(Data entries)
□ □ □
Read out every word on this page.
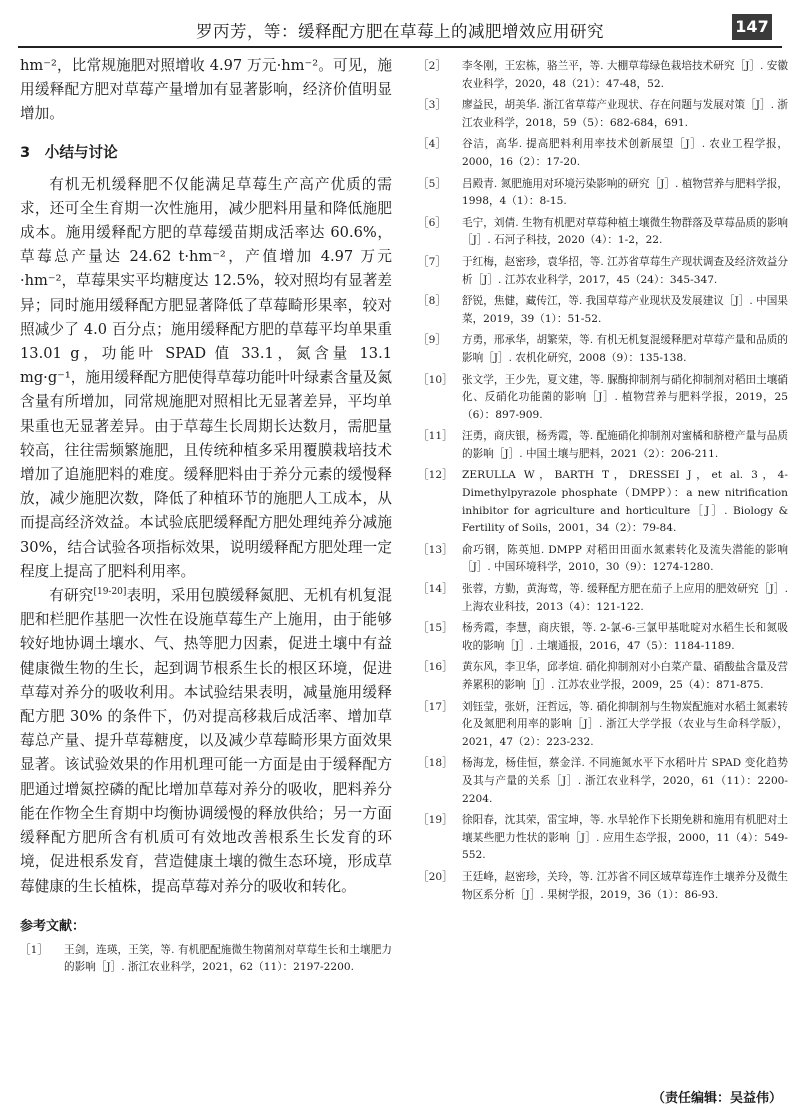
罗丙芳，等：缓释配方肥在草莓上的减肥增效应用研究	147

hm⁻²，比常规施肥对照增收 4.97 万元·hm⁻²。可见，施用缓释配方肥对草莓产量增加有显著影响，经济价值明显增加。

3　小结与讨论

有机无机缓释肥不仅能满足草莓生产高产优质的需求，还可全生育期一次性施用，减少肥料用量和降低施肥成本。施用缓释配方肥的草莓缓苗期成活率达 60.6%，草莓总产量达 24.62 t·hm⁻²，产值增加 4.97 万元·hm⁻²，草莓果实平均糖度达 12.5%，较对照均有显著差异；同时施用缓释配方肥显著降低了草莓畸形果率，较对照减少了 4.0 百分点；施用缓释配方肥的草莓平均单果重 13.01 g，功能叶 SPAD 值 33.1，氮含量 13.1 mg·g⁻¹，施用缓释配方肥使得草莓功能叶叶绿素含量及氮含量有所增加，同常规施肥对照相比无显著差异，平均单果重也无显著差异。由于草莓生长周期长达数月，需肥量较高，往往需频繁施肥，且传统种植多采用覆膜栽培技术增加了追施肥料的难度。缓释肥料由于养分元素的缓慢释放，减少施肥次数，降低了种植环节的施肥人工成本，从而提高经济效益。本试验底肥缓释配方肥处理纯养分减施 30%，结合试验各项指标效果，说明缓释配方肥处理一定程度上提高了肥料利用率。

有研究[19-20]表明，采用包膜缓释氮肥、无机有机复混肥和栏肥作基肥一次性在设施草莓生产上施用，由于能够较好地协调土壤水、气、热等肥力因素，促进土壤中有益健康微生物的生长，起到调节根系生长的根区环境，促进草莓对养分的吸收利用。本试验结果表明，减量施用缓释配方肥 30% 的条件下，仍对提高移栽后成活率、增加草莓总产量、提升草莓糖度，以及减少草莓畸形果方面效果显著。该试验效果的作用机理可能一方面是由于缓释配方肥通过增氮控磷的配比增加草莓对养分的吸收，肥料养分能在作物全生育期中均衡协调缓慢的释放供给；另一方面缓释配方肥所含有机质可有效地改善根系生长发育的环境，促进根系发育，营造健康土壤的微生态环境，形成草莓健康的生长植株，提高草莓对养分的吸收和转化。

参考文献：
［1］	王剑，连瑛，王笑，等. 有机肥配施微生物菌剂对草莓生长和土壤肥力的影响［J］. 浙江农业科学，2021，62（11）：2197-2200.
［2］	李冬刚，王宏栋，骆兰平，等. 大棚草莓绿色栽培技术研究［J］. 安徽农业科学，2020，48（21）：47-48，52.
［3］	廖益民，胡美华. 浙江省草莓产业现状、存在问题与发展对策［J］. 浙江农业科学，2018，59（5）：682-684，691.
［4］	谷洁，高华. 提高肥料利用率技术创新展望［J］. 农业工程学报，2000，16（2）：17-20.
［5］	吕殿青. 氮肥施用对环境污染影响的研究［J］. 植物营养与肥料学报，1998，4（1）：8-15.
［6］	毛宁，刘倩. 生物有机肥对草莓种植土壤微生物群落及草莓品质的影响［J］. 石河子科技，2020（4）：1-2，22.
［7］	于红梅，赵密珍，袁华招，等. 江苏省草莓生产现状调查及经济效益分析［J］. 江苏农业科学，2017，45（24）：345-347.
［8］	舒锐，焦健，藏传江，等. 我国草莓产业现状及发展建议［J］. 中国果菜，2019，39（1）：51-52.
［9］	方勇，邢承华，胡繁荣，等. 有机无机复混缓释肥对草莓产量和品质的影响［J］. 农机化研究，2008（9）：135-138.
［10］ 张文学，王少先，夏文建，等. 脲酶抑制剂与硝化抑制剂对稻田土壤硝化、反硝化功能菌的影响［J］. 植物营养与肥料学报，2019，25（6）：897-909.
［11］ 汪勇，商庆银，杨秀霞，等. 配施硝化抑制剂对蜜橘和脐橙产量与品质的影响［J］. 中国土壤与肥料，2021（2）：206-211.
［12］ ZERULLA W，BARTH T，DRESSEI J，et al. 3，4-Dimethylpyrazole phosphate（DMPP）：a new nitrification inhibitor for agriculture and horticulture［J］. Biology & Fertility of Soils，2001，34（2）：79-84.
［13］ 俞巧钢，陈英旭. DMPP 对稻田田面水氮素转化及流失潜能的影响［J］. 中国环境科学，2010，30（9）：1274-1280.
［14］ 张蓉，方勤，黄海莺，等. 缓释配方肥在茄子上应用的肥效研究［J］. 上海农业科技，2013（4）：121-122.
［15］ 杨秀霞，李慧，商庆银，等. 2-氯-6-三氯甲基吡啶对水稻生长和氮吸收的影响［J］. 土壤通报，2016，47（5）：1184-1189.
［16］ 黄东风，李卫华，邱孝煊. 硝化抑制剂对小白菜产量、硝酸盐含量及营养累积的影响［J］. 江苏农业学报，2009，25（4）：871-875.
［17］ 刘钰莹，张妍，汪哲远，等. 硝化抑制剂与生物炭配施对水稻土氮素转化及氮肥利用率的影响［J］. 浙江大学学报（农业与生命科学版），2021，47（2）：223-232.
［18］ 杨海龙，杨佳恒，蔡金洋. 不同施氮水平下水稻叶片 SPAD 变化趋势及其与产量的关系［J］. 浙江农业科学，2020，61（11）：2200-2204.
［19］ 徐阳春，沈其荣，雷宝坤，等. 水旱轮作下长期免耕和施用有机肥对土壤某些肥力性状的影响［J］. 应用生态学报，2000，11（4）：549-552.
［20］ 王廷峰，赵密珍，关玲，等. 江苏省不同区域草莓连作土壤养分及微生物区系分析［J］. 果树学报，2019，36（1）：86-93.
（责任编辑：吴益伟）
□ □ □
Report how many lines in the data contain the word "植物营养与肥料学报", with no words besides the number.

### RESULT BELOW:
2